* START *
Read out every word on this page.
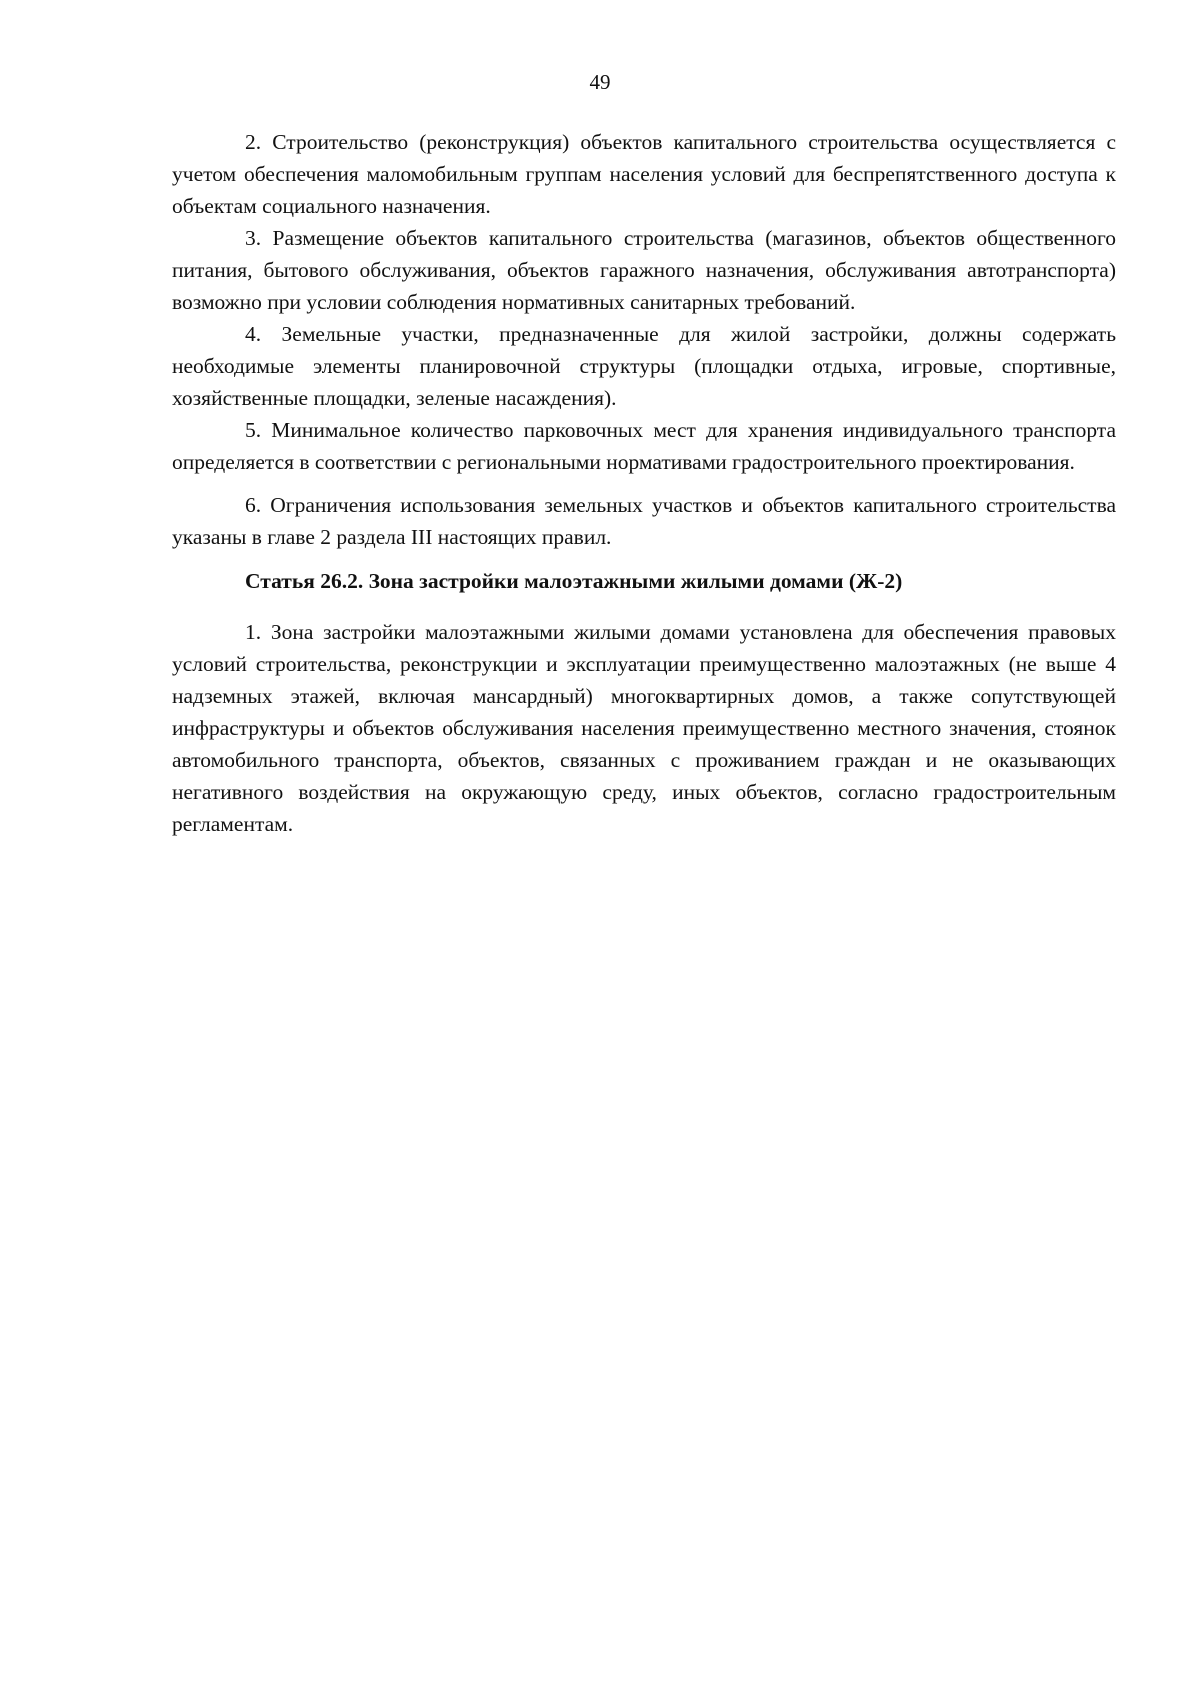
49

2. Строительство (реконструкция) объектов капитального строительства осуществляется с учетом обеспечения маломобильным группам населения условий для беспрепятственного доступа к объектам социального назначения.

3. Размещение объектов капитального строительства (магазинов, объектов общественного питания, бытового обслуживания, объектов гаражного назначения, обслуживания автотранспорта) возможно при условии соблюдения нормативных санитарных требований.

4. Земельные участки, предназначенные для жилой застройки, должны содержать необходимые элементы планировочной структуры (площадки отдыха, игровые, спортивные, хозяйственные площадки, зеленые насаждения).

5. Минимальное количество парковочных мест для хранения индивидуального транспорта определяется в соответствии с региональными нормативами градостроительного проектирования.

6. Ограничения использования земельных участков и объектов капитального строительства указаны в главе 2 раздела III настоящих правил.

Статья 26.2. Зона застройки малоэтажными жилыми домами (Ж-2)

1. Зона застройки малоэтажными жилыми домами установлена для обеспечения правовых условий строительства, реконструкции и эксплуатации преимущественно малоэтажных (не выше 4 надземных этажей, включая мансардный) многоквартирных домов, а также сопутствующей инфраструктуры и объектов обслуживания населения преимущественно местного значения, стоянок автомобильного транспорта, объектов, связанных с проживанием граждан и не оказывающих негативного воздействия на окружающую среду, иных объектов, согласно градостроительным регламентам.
* END *
▶ [Challenge] Copy the material above in full and exactly, skipping pictures.

▶ [The answer]
Read out every word on this page.
49

2. Строительство (реконструкция) объектов капитального строительства осуществляется с учетом обеспечения маломобильным группам населения условий для беспрепятственного доступа к объектам социального назначения.

3. Размещение объектов капитального строительства (магазинов, объектов общественного питания, бытового обслуживания, объектов гаражного назначения, обслуживания автотранспорта) возможно при условии соблюдения нормативных санитарных требований.

4. Земельные участки, предназначенные для жилой застройки, должны содержать необходимые элементы планировочной структуры (площадки отдыха, игровые, спортивные, хозяйственные площадки, зеленые насаждения).

5. Минимальное количество парковочных мест для хранения индивидуального транспорта определяется в соответствии с региональными нормативами градостроительного проектирования.

6. Ограничения использования земельных участков и объектов капитального строительства указаны в главе 2 раздела III настоящих правил.

Статья 26.2. Зона застройки малоэтажными жилыми домами (Ж-2)

1. Зона застройки малоэтажными жилыми домами установлена для обеспечения правовых условий строительства, реконструкции и эксплуатации преимущественно малоэтажных (не выше 4 надземных этажей, включая мансардный) многоквартирных домов, а также сопутствующей инфраструктуры и объектов обслуживания населения преимущественно местного значения, стоянок автомобильного транспорта, объектов, связанных с проживанием граждан и не оказывающих негативного воздействия на окружающую среду, иных объектов, согласно градостроительным регламентам.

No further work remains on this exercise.